[REQUEST]
Copy out all of the material, matching it word for word.

[ENTRIES]

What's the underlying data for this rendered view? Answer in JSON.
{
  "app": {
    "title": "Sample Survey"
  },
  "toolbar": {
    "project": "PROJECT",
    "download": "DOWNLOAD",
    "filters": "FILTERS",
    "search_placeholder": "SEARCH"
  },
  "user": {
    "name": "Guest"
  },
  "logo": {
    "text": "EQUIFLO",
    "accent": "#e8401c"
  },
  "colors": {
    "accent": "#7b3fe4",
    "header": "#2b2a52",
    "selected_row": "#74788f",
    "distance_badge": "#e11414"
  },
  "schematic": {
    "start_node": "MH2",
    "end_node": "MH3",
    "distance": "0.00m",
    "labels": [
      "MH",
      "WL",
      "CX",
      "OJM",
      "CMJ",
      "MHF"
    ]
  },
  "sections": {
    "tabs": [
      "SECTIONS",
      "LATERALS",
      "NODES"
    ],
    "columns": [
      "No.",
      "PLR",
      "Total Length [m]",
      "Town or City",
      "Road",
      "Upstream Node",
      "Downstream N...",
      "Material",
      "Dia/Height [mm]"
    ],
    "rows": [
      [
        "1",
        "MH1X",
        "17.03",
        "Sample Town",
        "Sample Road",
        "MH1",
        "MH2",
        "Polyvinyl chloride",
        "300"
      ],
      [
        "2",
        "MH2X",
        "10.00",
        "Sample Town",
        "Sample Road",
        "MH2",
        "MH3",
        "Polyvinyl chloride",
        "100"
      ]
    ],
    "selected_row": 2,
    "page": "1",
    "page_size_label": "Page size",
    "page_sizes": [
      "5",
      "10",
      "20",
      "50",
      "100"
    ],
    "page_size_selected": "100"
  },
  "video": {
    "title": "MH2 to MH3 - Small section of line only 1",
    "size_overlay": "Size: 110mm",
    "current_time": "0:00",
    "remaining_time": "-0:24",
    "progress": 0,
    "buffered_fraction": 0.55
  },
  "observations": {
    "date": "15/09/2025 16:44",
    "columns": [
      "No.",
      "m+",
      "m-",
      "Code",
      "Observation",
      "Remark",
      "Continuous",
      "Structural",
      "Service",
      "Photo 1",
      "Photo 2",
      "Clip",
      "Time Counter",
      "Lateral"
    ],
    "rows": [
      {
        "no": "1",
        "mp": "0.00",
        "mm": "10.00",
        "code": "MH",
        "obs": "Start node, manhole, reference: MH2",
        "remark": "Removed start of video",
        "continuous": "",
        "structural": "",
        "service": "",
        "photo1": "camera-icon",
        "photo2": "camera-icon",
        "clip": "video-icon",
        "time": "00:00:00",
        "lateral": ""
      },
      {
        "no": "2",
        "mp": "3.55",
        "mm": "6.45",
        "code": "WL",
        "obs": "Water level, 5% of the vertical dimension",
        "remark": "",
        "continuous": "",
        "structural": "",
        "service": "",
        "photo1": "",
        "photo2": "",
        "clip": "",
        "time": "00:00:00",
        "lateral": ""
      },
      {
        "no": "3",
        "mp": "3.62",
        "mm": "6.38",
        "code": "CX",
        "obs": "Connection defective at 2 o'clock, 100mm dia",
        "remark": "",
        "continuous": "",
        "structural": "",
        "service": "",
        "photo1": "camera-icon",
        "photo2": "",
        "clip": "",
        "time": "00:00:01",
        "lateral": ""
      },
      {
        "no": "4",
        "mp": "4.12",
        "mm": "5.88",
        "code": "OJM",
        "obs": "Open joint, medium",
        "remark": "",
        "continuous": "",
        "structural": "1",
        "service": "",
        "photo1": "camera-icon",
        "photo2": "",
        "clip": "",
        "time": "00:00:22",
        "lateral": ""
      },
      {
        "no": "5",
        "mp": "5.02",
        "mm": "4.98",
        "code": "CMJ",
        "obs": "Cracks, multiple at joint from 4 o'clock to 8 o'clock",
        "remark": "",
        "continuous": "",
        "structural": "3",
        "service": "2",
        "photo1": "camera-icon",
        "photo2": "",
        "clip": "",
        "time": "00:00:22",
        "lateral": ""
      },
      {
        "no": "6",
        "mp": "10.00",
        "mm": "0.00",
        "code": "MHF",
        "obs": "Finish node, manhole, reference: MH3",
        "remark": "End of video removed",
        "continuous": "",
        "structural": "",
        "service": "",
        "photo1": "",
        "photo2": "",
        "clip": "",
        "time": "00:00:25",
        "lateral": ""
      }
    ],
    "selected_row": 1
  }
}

[TASK RESPONSE]
What's the underlying data for this rendered view? Answer in JSON.
{
  "app": {
    "title": "Sample Survey"
  },
  "toolbar": {
    "project": "PROJECT",
    "download": "DOWNLOAD",
    "filters": "FILTERS",
    "search_placeholder": "SEARCH"
  },
  "user": {
    "name": "Guest"
  },
  "logo": {
    "text": "EQUIFLO",
    "accent": "#e8401c"
  },
  "colors": {
    "accent": "#7b3fe4",
    "header": "#2b2a52",
    "selected_row": "#74788f",
    "distance_badge": "#e11414"
  },
  "schematic": {
    "start_node": "MH2",
    "end_node": "MH3",
    "distance": "0.00m",
    "labels": [
      "MH",
      "WL",
      "CX",
      "OJM",
      "CMJ",
      "MHF"
    ]
  },
  "sections": {
    "tabs": [
      "SECTIONS",
      "LATERALS",
      "NODES"
    ],
    "columns": [
      "No.",
      "PLR",
      "Total Length [m]",
      "Town or City",
      "Road",
      "Upstream Node",
      "Downstream N...",
      "Material",
      "Dia/Height [mm]"
    ],
    "rows": [
      [
        "1",
        "MH1X",
        "17.03",
        "Sample Town",
        "Sample Road",
        "MH1",
        "MH2",
        "Polyvinyl chloride",
        "300"
      ],
      [
        "2",
        "MH2X",
        "10.00",
        "Sample Town",
        "Sample Road",
        "MH2",
        "MH3",
        "Polyvinyl chloride",
        "100"
      ]
    ],
    "selected_row": 2,
    "page": "1",
    "page_size_label": "Page size",
    "page_sizes": [
      "5",
      "10",
      "20",
      "50",
      "100"
    ],
    "page_size_selected": "100"
  },
  "video": {
    "title": "MH2 to MH3 - Small section of line only 1",
    "size_overlay": "Size: 110mm",
    "current_time": "0:00",
    "remaining_time": "-0:24",
    "progress": 0,
    "buffered_fraction": 0.55
  },
  "observations": {
    "date": "15/09/2025 16:44",
    "columns": [
      "No.",
      "m+",
      "m-",
      "Code",
      "Observation",
      "Remark",
      "Continuous",
      "Structural",
      "Service",
      "Photo 1",
      "Photo 2",
      "Clip",
      "Time Counter",
      "Lateral"
    ],
    "rows": [
      {
        "no": "1",
        "mp": "0.00",
        "mm": "10.00",
        "code": "MH",
        "obs": "Start node, manhole, reference: MH2",
        "remark": "Removed start of video",
        "continuous": "",
        "structural": "",
        "service": "",
        "photo1": "camera-icon",
        "photo2": "camera-icon",
        "clip": "video-icon",
        "time": "00:00:00",
        "lateral": ""
      },
      {
        "no": "2",
        "mp": "3.55",
        "mm": "6.45",
        "code": "WL",
        "obs": "Water level, 5% of the vertical dimension",
        "remark": "",
        "continuous": "",
        "structural": "",
        "service": "",
        "photo1": "",
        "photo2": "",
        "clip": "",
        "time": "00:00:00",
        "lateral": ""
      },
      {
        "no": "3",
        "mp": "3.62",
        "mm": "6.38",
        "code": "CX",
        "obs": "Connection defective at 2 o'clock, 100mm dia",
        "remark": "",
        "continuous": "",
        "structural": "",
        "service": "",
        "photo1": "camera-icon",
        "photo2": "",
        "clip": "",
        "time": "00:00:01",
        "lateral": ""
      },
      {
        "no": "4",
        "mp": "4.12",
        "mm": "5.88",
        "code": "OJM",
        "obs": "Open joint, medium",
        "remark": "",
        "continuous": "",
        "structural": "1",
        "service": "",
        "photo1": "camera-icon",
        "photo2": "",
        "clip": "",
        "time": "00:00:22",
        "lateral": ""
      },
      {
        "no": "5",
        "mp": "5.02",
        "mm": "4.98",
        "code": "CMJ",
        "obs": "Cracks, multiple at joint from 4 o'clock to 8 o'clock",
        "remark": "",
        "continuous": "",
        "structural": "3",
        "service": "2",
        "photo1": "camera-icon",
        "photo2": "",
        "clip": "",
        "time": "00:00:22",
        "lateral": ""
      },
      {
        "no": "6",
        "mp": "10.00",
        "mm": "0.00",
        "code": "MHF",
        "obs": "Finish node, manhole, reference: MH3",
        "remark": "End of video removed",
        "continuous": "",
        "structural": "",
        "service": "",
        "photo1": "",
        "photo2": "",
        "clip": "",
        "time": "00:00:25",
        "lateral": ""
      }
    ],
    "selected_row": 1
  }
}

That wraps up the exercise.